Saved data entries
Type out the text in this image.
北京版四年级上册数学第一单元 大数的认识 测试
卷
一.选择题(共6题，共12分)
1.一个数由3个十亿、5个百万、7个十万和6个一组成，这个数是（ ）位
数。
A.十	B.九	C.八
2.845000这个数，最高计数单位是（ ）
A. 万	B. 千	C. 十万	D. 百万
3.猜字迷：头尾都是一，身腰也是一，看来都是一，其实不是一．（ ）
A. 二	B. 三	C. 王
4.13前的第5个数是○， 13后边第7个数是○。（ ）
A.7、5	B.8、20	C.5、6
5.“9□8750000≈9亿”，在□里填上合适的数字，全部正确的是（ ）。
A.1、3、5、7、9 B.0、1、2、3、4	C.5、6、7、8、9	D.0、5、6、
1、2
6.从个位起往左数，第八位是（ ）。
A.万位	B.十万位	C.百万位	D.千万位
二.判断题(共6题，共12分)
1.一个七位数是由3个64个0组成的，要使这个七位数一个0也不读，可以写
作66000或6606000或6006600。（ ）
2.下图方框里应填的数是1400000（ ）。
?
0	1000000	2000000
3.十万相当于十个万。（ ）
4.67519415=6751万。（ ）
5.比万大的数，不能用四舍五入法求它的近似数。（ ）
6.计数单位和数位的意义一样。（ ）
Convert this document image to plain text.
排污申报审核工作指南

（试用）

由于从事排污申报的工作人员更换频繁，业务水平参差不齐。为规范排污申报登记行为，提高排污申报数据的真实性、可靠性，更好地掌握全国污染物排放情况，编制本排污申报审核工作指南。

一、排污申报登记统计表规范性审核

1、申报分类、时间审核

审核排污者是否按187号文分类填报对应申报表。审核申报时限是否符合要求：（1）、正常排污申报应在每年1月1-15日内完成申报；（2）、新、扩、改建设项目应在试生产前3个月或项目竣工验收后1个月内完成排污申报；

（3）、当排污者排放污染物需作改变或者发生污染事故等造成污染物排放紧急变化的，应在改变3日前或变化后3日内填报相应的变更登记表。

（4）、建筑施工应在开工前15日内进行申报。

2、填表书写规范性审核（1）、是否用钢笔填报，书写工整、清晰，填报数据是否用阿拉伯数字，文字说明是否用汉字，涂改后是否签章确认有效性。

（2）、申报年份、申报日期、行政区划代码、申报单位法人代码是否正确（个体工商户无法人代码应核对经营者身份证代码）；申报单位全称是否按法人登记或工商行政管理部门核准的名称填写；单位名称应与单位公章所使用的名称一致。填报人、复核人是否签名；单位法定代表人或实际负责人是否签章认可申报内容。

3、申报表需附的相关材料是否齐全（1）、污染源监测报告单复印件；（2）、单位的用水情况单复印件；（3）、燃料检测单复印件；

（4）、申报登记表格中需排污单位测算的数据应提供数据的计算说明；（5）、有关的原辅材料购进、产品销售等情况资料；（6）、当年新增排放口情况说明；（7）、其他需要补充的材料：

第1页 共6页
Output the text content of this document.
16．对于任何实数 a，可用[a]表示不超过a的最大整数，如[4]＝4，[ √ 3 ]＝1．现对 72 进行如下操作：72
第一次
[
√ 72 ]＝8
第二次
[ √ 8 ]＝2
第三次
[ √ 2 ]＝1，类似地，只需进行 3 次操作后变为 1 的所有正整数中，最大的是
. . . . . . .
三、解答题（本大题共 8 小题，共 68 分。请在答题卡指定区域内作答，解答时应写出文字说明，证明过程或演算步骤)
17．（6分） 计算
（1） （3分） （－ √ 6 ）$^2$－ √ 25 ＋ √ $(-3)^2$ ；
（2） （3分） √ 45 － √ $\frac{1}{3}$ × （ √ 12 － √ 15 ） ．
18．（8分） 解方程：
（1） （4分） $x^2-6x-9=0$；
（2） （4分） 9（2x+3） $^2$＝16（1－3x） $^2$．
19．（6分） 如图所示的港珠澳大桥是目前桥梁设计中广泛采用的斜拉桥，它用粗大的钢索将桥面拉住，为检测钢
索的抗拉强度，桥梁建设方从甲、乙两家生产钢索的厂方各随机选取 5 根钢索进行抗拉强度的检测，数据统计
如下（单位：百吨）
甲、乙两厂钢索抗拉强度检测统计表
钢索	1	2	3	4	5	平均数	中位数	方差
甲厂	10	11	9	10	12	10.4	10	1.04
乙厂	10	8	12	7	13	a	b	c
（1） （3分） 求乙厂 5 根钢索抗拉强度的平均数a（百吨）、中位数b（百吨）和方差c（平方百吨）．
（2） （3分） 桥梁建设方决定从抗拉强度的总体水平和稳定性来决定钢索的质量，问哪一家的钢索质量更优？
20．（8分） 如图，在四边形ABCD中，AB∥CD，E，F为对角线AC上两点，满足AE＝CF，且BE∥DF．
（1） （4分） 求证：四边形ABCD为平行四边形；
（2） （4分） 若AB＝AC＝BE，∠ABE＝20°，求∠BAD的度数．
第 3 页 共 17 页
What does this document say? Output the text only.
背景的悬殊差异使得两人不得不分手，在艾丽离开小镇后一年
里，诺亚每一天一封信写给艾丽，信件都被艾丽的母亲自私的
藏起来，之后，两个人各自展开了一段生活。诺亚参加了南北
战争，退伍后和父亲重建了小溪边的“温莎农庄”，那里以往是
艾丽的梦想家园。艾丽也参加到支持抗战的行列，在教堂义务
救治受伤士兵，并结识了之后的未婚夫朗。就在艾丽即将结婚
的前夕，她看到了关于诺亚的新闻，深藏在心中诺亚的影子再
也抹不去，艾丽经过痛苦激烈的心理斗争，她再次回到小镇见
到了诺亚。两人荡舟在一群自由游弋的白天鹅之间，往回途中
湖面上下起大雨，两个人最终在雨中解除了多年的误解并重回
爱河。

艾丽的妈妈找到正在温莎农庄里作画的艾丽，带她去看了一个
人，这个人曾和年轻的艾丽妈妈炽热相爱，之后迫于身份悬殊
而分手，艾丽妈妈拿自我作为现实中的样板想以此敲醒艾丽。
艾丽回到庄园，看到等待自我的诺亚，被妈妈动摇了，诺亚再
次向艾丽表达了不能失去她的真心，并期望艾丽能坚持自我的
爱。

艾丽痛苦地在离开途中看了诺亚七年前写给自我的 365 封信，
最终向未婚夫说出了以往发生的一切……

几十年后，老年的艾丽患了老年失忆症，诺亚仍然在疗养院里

What you are asked to do:
Keep only the lines from the one containing "What does this" to the end of the entries, and repeat them exactly.

Worked answer:
What does this document say? Output the text only.
背景的悬殊差异使得两人不得不分手，在艾丽离开小镇后一年
里，诺亚每一天一封信写给艾丽，信件都被艾丽的母亲自私的
藏起来，之后，两个人各自展开了一段生活。诺亚参加了南北
战争，退伍后和父亲重建了小溪边的“温莎农庄”，那里以往是
艾丽的梦想家园。艾丽也参加到支持抗战的行列，在教堂义务
救治受伤士兵，并结识了之后的未婚夫朗。就在艾丽即将结婚
的前夕，她看到了关于诺亚的新闻，深藏在心中诺亚的影子再
也抹不去，艾丽经过痛苦激烈的心理斗争，她再次回到小镇见
到了诺亚。两人荡舟在一群自由游弋的白天鹅之间，往回途中
湖面上下起大雨，两个人最终在雨中解除了多年的误解并重回
爱河。

艾丽的妈妈找到正在温莎农庄里作画的艾丽，带她去看了一个
人，这个人曾和年轻的艾丽妈妈炽热相爱，之后迫于身份悬殊
而分手，艾丽妈妈拿自我作为现实中的样板想以此敲醒艾丽。
艾丽回到庄园，看到等待自我的诺亚，被妈妈动摇了，诺亚再
次向艾丽表达了不能失去她的真心，并期望艾丽能坚持自我的
爱。

艾丽痛苦地在离开途中看了诺亚七年前写给自我的 365 封信，
最终向未婚夫说出了以往发生的一切……

几十年后，老年的艾丽患了老年失忆症，诺亚仍然在疗养院里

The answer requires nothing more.